PROBLEM STATEMENT
Every line with the word "JSON" in it should be extracted from the data that follows.

Stored data entries
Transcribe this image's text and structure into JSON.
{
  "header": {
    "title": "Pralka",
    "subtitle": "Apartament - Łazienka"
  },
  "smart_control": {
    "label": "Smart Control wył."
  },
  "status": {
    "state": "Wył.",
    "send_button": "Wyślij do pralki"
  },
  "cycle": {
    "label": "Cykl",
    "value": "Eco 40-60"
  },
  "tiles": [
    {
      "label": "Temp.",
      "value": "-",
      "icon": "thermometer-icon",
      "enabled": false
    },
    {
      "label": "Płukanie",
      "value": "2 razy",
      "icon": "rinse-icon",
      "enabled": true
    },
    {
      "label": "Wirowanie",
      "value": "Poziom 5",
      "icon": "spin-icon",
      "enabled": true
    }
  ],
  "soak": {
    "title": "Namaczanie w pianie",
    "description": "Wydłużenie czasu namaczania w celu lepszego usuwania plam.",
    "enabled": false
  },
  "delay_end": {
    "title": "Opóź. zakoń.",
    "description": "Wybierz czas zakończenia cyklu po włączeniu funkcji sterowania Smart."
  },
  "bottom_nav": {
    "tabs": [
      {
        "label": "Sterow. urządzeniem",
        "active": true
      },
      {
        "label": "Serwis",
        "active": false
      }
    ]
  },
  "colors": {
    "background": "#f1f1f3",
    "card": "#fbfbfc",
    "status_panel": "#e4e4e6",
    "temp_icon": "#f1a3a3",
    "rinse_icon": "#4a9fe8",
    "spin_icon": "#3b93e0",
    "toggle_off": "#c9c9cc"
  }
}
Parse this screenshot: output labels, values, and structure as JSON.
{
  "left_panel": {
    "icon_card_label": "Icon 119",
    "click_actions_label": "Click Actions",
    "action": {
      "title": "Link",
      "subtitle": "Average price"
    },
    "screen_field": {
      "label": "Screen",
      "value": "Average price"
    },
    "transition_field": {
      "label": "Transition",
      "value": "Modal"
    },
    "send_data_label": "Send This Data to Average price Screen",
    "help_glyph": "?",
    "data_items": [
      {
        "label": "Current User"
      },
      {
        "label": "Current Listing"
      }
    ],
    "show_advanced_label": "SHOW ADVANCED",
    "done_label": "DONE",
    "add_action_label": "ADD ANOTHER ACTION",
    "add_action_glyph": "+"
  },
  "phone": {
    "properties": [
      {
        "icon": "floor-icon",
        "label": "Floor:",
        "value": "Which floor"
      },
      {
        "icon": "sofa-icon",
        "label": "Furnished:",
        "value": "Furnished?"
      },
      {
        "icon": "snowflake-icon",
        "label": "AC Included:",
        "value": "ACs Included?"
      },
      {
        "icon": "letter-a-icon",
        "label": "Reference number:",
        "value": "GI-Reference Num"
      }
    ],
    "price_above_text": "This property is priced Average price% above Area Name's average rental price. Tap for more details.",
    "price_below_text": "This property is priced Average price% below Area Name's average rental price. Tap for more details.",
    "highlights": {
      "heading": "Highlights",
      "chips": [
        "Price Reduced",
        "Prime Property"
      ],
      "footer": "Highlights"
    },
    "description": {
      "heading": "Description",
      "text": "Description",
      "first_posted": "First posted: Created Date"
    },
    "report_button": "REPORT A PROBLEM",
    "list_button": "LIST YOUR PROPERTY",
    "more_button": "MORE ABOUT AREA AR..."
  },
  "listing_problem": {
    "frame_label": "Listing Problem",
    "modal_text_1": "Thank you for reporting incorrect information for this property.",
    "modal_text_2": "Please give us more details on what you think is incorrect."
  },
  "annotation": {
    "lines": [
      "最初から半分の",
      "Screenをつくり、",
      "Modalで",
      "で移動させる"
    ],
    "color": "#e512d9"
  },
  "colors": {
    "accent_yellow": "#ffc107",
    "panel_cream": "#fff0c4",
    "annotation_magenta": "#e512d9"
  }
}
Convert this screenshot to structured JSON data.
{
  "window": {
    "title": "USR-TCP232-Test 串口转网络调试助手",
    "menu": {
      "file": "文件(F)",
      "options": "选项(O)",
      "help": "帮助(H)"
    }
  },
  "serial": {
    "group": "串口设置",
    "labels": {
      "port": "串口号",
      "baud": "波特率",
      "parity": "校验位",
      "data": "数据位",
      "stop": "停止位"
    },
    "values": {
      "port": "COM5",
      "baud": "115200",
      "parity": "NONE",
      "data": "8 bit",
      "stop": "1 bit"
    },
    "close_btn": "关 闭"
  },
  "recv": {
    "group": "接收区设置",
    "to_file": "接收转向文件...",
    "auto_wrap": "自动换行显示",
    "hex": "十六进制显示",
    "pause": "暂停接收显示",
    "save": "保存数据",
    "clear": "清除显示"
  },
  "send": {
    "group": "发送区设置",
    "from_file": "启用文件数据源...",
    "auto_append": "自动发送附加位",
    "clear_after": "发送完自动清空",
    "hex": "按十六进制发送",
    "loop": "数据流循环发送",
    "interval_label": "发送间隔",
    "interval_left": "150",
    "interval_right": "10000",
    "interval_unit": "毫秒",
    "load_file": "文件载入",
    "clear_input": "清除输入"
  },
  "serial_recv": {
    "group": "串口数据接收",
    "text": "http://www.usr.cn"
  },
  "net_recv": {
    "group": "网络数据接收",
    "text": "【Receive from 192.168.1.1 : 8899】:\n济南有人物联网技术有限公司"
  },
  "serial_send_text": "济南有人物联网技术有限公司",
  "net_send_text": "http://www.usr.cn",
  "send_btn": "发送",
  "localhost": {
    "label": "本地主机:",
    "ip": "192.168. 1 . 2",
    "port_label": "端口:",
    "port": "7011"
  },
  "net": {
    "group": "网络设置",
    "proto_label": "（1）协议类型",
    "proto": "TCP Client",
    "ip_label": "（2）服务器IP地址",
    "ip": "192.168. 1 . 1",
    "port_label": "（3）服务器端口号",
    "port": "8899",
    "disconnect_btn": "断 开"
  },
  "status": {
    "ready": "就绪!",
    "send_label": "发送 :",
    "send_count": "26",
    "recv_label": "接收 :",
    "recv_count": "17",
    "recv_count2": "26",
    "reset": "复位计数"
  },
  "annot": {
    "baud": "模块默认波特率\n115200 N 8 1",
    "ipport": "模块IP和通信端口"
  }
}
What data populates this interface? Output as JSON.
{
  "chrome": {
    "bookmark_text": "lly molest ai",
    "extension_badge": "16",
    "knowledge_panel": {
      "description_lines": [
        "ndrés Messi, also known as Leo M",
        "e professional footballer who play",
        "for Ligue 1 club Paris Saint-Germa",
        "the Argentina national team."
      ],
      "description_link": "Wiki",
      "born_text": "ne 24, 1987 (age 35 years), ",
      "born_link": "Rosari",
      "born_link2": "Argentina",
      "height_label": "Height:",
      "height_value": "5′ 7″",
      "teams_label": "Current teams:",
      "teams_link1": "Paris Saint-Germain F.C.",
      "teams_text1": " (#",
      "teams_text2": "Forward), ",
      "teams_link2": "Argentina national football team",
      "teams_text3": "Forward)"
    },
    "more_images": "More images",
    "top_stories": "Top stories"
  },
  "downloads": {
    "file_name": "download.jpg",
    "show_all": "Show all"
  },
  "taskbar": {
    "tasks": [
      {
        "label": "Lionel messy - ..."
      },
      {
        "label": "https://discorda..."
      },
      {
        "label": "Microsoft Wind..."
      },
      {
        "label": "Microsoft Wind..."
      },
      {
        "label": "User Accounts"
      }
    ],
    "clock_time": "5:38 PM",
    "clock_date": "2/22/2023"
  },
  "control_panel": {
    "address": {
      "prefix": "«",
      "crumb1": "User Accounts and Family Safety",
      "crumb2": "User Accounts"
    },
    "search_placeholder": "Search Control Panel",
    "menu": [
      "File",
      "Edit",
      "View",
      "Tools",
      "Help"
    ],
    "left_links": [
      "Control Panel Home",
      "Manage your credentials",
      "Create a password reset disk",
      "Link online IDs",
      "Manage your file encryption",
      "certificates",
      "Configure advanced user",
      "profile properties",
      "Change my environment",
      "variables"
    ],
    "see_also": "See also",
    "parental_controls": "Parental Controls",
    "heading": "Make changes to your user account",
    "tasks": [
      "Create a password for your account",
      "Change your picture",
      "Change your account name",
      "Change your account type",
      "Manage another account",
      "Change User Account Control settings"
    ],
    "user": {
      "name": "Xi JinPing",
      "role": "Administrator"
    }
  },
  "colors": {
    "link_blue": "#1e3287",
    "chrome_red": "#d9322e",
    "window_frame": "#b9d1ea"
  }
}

OUTPUT OF THE EXERCISE
Transcribe this image's text and structure into JSON.
Parse this screenshot: output labels, values, and structure as JSON.
Convert this screenshot to structured JSON data.
What data populates this interface? Output as JSON.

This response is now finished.